-- begin --

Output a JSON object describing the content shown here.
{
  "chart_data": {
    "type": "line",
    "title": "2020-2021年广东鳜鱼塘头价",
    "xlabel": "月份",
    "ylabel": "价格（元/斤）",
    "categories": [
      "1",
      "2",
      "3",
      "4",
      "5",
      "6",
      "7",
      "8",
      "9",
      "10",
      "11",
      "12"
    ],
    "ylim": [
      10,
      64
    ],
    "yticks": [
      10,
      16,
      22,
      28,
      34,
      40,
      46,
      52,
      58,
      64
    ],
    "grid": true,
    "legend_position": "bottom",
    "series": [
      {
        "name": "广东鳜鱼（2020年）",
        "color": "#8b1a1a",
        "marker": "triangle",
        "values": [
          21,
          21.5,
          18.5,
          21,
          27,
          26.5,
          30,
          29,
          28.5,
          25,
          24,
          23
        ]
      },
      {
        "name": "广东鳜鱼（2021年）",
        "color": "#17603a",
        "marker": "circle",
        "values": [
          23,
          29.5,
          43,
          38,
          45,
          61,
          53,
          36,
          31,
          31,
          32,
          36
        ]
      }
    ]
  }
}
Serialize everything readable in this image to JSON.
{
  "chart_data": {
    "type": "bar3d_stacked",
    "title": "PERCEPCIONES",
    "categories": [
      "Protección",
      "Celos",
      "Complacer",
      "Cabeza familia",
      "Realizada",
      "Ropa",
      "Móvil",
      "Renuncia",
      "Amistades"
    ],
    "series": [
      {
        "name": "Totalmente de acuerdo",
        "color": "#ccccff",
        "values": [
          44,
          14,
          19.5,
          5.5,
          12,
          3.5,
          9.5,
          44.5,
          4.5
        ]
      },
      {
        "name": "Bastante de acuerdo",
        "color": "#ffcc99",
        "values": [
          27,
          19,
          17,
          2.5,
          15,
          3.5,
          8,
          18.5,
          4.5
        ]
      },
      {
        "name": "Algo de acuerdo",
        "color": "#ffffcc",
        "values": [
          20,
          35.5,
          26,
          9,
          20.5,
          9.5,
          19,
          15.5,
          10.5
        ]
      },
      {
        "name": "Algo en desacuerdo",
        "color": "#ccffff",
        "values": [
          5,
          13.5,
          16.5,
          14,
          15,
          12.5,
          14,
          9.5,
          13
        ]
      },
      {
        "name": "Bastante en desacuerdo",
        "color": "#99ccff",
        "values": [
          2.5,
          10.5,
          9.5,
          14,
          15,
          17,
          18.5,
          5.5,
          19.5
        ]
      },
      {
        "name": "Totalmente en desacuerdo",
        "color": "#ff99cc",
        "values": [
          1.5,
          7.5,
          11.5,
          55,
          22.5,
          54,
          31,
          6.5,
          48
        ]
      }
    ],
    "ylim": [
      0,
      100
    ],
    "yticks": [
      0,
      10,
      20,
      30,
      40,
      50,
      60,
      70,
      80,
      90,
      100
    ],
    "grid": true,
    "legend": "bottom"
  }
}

-- end --

Request →
Copy only the stretch running from the line containing "Serialize everything readable" to the final line of the entries, both ends included, exactly as it stands.

Reply →
Serialize everything readable in this image to JSON.
{
  "chart_data": {
    "type": "bar3d_stacked",
    "title": "PERCEPCIONES",
    "categories": [
      "Protección",
      "Celos",
      "Complacer",
      "Cabeza familia",
      "Realizada",
      "Ropa",
      "Móvil",
      "Renuncia",
      "Amistades"
    ],
    "series": [
      {
        "name": "Totalmente de acuerdo",
        "color": "#ccccff",
        "values": [
          44,
          14,
          19.5,
          5.5,
          12,
          3.5,
          9.5,
          44.5,
          4.5
        ]
      },
      {
        "name": "Bastante de acuerdo",
        "color": "#ffcc99",
        "values": [
          27,
          19,
          17,
          2.5,
          15,
          3.5,
          8,
          18.5,
          4.5
        ]
      },
      {
        "name": "Algo de acuerdo",
        "color": "#ffffcc",
        "values": [
          20,
          35.5,
          26,
          9,
          20.5,
          9.5,
          19,
          15.5,
          10.5
        ]
      },
      {
        "name": "Algo en desacuerdo",
        "color": "#ccffff",
        "values": [
          5,
          13.5,
          16.5,
          14,
          15,
          12.5,
          14,
          9.5,
          13
        ]
      },
      {
        "name": "Bastante en desacuerdo",
        "color": "#99ccff",
        "values": [
          2.5,
          10.5,
          9.5,
          14,
          15,
          17,
          18.5,
          5.5,
          19.5
        ]
      },
      {
        "name": "Totalmente en desacuerdo",
        "color": "#ff99cc",
        "values": [
          1.5,
          7.5,
          11.5,
          55,
          22.5,
          54,
          31,
          6.5,
          48
        ]
      }
    ],
    "ylim": [
      0,
      100
    ],
    "yticks": [
      0,
      10,
      20,
      30,
      40,
      50,
      60,
      70,
      80,
      90,
      100
    ],
    "grid": true,
    "legend": "bottom"
  }
}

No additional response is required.